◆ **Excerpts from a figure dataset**
§

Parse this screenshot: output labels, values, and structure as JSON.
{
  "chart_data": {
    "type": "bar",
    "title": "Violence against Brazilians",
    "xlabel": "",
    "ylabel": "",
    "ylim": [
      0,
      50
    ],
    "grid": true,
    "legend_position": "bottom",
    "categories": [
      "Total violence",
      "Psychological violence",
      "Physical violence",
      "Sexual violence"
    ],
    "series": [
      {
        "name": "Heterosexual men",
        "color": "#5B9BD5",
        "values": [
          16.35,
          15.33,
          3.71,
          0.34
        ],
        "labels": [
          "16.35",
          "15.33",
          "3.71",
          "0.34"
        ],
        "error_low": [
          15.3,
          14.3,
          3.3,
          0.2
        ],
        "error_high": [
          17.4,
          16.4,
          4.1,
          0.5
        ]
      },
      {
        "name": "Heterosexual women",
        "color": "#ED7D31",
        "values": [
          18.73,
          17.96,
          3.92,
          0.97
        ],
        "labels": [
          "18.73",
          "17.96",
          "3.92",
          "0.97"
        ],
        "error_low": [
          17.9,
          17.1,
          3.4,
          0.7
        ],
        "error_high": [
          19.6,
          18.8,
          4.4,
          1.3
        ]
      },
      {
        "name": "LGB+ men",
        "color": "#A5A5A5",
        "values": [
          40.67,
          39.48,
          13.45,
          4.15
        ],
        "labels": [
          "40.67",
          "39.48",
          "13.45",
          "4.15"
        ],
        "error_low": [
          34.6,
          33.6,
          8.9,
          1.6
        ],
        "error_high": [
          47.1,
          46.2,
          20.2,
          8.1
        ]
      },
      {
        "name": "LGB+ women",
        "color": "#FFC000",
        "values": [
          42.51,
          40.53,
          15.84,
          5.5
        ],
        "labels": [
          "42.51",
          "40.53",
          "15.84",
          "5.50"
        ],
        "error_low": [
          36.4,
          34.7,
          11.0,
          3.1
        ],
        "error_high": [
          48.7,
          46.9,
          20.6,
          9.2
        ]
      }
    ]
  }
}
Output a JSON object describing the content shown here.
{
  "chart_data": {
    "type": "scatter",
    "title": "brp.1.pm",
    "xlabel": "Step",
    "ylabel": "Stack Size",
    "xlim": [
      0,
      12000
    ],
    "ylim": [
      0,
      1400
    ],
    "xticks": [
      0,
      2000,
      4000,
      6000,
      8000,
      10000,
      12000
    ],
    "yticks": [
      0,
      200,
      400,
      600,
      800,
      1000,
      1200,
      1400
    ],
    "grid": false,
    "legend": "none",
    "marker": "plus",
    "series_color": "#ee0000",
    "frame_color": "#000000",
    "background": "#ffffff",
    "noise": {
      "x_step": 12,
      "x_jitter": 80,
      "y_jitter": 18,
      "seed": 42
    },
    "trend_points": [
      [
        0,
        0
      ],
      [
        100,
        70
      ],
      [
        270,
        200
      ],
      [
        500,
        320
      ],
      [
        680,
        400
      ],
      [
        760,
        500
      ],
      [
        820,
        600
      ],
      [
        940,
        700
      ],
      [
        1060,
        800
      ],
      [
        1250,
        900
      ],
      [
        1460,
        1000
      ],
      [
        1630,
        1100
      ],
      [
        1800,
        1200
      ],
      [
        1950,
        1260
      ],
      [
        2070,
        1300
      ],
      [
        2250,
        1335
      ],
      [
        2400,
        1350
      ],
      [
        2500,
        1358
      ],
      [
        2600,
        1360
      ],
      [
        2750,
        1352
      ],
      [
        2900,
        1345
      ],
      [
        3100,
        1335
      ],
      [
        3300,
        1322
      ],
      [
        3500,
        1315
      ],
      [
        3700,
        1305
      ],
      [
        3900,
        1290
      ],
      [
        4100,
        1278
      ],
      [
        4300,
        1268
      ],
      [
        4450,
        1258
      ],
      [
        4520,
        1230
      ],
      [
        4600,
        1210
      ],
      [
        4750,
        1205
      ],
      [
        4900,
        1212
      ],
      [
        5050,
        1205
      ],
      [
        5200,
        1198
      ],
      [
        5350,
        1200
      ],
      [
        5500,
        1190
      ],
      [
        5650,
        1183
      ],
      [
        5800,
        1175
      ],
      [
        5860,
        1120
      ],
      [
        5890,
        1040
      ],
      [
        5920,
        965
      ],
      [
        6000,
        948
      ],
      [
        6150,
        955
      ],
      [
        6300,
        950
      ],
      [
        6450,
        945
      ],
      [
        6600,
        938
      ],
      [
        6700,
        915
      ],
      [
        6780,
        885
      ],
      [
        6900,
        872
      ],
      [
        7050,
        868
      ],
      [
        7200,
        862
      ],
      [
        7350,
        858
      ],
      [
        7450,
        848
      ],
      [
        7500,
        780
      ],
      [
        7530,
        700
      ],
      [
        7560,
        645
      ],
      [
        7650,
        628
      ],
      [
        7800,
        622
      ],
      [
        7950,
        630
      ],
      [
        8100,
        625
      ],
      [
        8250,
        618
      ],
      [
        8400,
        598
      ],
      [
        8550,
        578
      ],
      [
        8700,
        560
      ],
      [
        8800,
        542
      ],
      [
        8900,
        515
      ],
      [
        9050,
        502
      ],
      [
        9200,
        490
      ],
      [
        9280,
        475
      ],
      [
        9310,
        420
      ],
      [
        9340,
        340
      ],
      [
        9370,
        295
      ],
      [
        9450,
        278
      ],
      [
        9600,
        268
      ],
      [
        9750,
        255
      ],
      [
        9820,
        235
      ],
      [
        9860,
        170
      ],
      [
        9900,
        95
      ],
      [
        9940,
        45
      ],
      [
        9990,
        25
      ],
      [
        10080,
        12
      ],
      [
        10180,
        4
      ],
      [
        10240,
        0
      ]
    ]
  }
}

§

◆ **REQUIRED WORK**
Please reproduce each line exactly as written.

◆ **THE REPLY**
Parse this screenshot: output labels, values, and structure as JSON.
{
  "chart_data": {
    "type": "bar",
    "title": "Violence against Brazilians",
    "xlabel": "",
    "ylabel": "",
    "ylim": [
      0,
      50
    ],
    "grid": true,
    "legend_position": "bottom",
    "categories": [
      "Total violence",
      "Psychological violence",
      "Physical violence",
      "Sexual violence"
    ],
    "series": [
      {
        "name": "Heterosexual men",
        "color": "#5B9BD5",
        "values": [
          16.35,
          15.33,
          3.71,
          0.34
        ],
        "labels": [
          "16.35",
          "15.33",
          "3.71",
          "0.34"
        ],
        "error_low": [
          15.3,
          14.3,
          3.3,
          0.2
        ],
        "error_high": [
          17.4,
          16.4,
          4.1,
          0.5
        ]
      },
      {
        "name": "Heterosexual women",
        "color": "#ED7D31",
        "values": [
          18.73,
          17.96,
          3.92,
          0.97
        ],
        "labels": [
          "18.73",
          "17.96",
          "3.92",
          "0.97"
        ],
        "error_low": [
          17.9,
          17.1,
          3.4,
          0.7
        ],
        "error_high": [
          19.6,
          18.8,
          4.4,
          1.3
        ]
      },
      {
        "name": "LGB+ men",
        "color": "#A5A5A5",
        "values": [
          40.67,
          39.48,
          13.45,
          4.15
        ],
        "labels": [
          "40.67",
          "39.48",
          "13.45",
          "4.15"
        ],
        "error_low": [
          34.6,
          33.6,
          8.9,
          1.6
        ],
        "error_high": [
          47.1,
          46.2,
          20.2,
          8.1
        ]
      },
      {
        "name": "LGB+ women",
        "color": "#FFC000",
        "values": [
          42.51,
          40.53,
          15.84,
          5.5
        ],
        "labels": [
          "42.51",
          "40.53",
          "15.84",
          "5.50"
        ],
        "error_low": [
          36.4,
          34.7,
          11.0,
          3.1
        ],
        "error_high": [
          48.7,
          46.9,
          20.6,
          9.2
        ]
      }
    ]
  }
}
Output a JSON object describing the content shown here.
{
  "chart_data": {
    "type": "scatter",
    "title": "brp.1.pm",
    "xlabel": "Step",
    "ylabel": "Stack Size",
    "xlim": [
      0,
      12000
    ],
    "ylim": [
      0,
      1400
    ],
    "xticks": [
      0,
      2000,
      4000,
      6000,
      8000,
      10000,
      12000
    ],
    "yticks": [
      0,
      200,
      400,
      600,
      800,
      1000,
      1200,
      1400
    ],
    "grid": false,
    "legend": "none",
    "marker": "plus",
    "series_color": "#ee0000",
    "frame_color": "#000000",
    "background": "#ffffff",
    "noise": {
      "x_step": 12,
      "x_jitter": 80,
      "y_jitter": 18,
      "seed": 42
    },
    "trend_points": [
      [
        0,
        0
      ],
      [
        100,
        70
      ],
      [
        270,
        200
      ],
      [
        500,
        320
      ],
      [
        680,
        400
      ],
      [
        760,
        500
      ],
      [
        820,
        600
      ],
      [
        940,
        700
      ],
      [
        1060,
        800
      ],
      [
        1250,
        900
      ],
      [
        1460,
        1000
      ],
      [
        1630,
        1100
      ],
      [
        1800,
        1200
      ],
      [
        1950,
        1260
      ],
      [
        2070,
        1300
      ],
      [
        2250,
        1335
      ],
      [
        2400,
        1350
      ],
      [
        2500,
        1358
      ],
      [
        2600,
        1360
      ],
      [
        2750,
        1352
      ],
      [
        2900,
        1345
      ],
      [
        3100,
        1335
      ],
      [
        3300,
        1322
      ],
      [
        3500,
        1315
      ],
      [
        3700,
        1305
      ],
      [
        3900,
        1290
      ],
      [
        4100,
        1278
      ],
      [
        4300,
        1268
      ],
      [
        4450,
        1258
      ],
      [
        4520,
        1230
      ],
      [
        4600,
        1210
      ],
      [
        4750,
        1205
      ],
      [
        4900,
        1212
      ],
      [
        5050,
        1205
      ],
      [
        5200,
        1198
      ],
      [
        5350,
        1200
      ],
      [
        5500,
        1190
      ],
      [
        5650,
        1183
      ],
      [
        5800,
        1175
      ],
      [
        5860,
        1120
      ],
      [
        5890,
        1040
      ],
      [
        5920,
        965
      ],
      [
        6000,
        948
      ],
      [
        6150,
        955
      ],
      [
        6300,
        950
      ],
      [
        6450,
        945
      ],
      [
        6600,
        938
      ],
      [
        6700,
        915
      ],
      [
        6780,
        885
      ],
      [
        6900,
        872
      ],
      [
        7050,
        868
      ],
      [
        7200,
        862
      ],
      [
        7350,
        858
      ],
      [
        7450,
        848
      ],
      [
        7500,
        780
      ],
      [
        7530,
        700
      ],
      [
        7560,
        645
      ],
      [
        7650,
        628
      ],
      [
        7800,
        622
      ],
      [
        7950,
        630
      ],
      [
        8100,
        625
      ],
      [
        8250,
        618
      ],
      [
        8400,
        598
      ],
      [
        8550,
        578
      ],
      [
        8700,
        560
      ],
      [
        8800,
        542
      ],
      [
        8900,
        515
      ],
      [
        9050,
        502
      ],
      [
        9200,
        490
      ],
      [
        9280,
        475
      ],
      [
        9310,
        420
      ],
      [
        9340,
        340
      ],
      [
        9370,
        295
      ],
      [
        9450,
        278
      ],
      [
        9600,
        268
      ],
      [
        9750,
        255
      ],
      [
        9820,
        235
      ],
      [
        9860,
        170
      ],
      [
        9900,
        95
      ],
      [
        9940,
        45
      ],
      [
        9990,
        25
      ],
      [
        10080,
        12
      ],
      [
        10180,
        4
      ],
      [
        10240,
        0
      ]
    ]
  }
}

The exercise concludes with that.